— Start DATA TO USE —

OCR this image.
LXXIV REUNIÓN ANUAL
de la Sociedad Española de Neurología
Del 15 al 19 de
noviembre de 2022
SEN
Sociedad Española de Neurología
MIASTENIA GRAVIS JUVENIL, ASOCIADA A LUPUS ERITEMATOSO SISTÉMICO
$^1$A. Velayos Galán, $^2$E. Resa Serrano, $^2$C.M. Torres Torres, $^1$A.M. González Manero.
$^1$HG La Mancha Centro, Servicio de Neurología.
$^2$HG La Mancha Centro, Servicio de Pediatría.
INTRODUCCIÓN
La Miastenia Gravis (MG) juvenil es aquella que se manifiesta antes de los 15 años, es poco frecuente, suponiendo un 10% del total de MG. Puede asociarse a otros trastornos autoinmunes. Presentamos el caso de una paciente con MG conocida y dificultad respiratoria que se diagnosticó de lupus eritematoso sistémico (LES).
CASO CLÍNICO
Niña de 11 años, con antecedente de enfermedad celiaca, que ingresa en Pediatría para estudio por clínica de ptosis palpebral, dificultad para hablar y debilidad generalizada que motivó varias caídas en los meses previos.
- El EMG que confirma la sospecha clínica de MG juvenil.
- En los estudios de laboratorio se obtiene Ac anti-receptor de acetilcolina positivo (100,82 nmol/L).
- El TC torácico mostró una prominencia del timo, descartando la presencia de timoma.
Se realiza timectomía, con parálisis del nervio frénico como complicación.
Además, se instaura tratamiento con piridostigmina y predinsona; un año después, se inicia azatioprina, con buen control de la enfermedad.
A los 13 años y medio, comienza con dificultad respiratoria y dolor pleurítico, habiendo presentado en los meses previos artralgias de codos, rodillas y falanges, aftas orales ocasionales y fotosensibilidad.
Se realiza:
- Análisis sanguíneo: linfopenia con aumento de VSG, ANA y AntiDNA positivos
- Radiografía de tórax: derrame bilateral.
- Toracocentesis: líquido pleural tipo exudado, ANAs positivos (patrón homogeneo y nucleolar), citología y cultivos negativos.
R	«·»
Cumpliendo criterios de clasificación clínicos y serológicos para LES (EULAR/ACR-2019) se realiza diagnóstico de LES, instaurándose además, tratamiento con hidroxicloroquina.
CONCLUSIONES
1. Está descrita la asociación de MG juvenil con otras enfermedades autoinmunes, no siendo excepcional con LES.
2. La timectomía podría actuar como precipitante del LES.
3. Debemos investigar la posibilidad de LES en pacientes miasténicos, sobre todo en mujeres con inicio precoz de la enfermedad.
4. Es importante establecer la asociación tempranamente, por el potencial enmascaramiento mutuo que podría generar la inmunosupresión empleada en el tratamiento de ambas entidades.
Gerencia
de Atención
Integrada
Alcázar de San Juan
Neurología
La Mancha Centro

— End DATA TO USE —

GIVEN EXERCISE. Every line in the data that holds "tratamiento" should be copied out.

RESULT OF THIS EXERCISE.
Además, se instaura tratamiento con piridostigmina y predinsona; un año después, se inicia azatioprina, con buen control de la enfermedad.
Cumpliendo criterios de clasificación clínicos y serológicos para LES (EULAR/ACR-2019) se realiza diagnóstico de LES, instaurándose además, tratamiento con hidroxicloroquina.
4. Es importante establecer la asociación tempranamente, por el potencial enmascaramiento mutuo que podría generar la inmunosupresión empleada en el tratamiento de ambas entidades.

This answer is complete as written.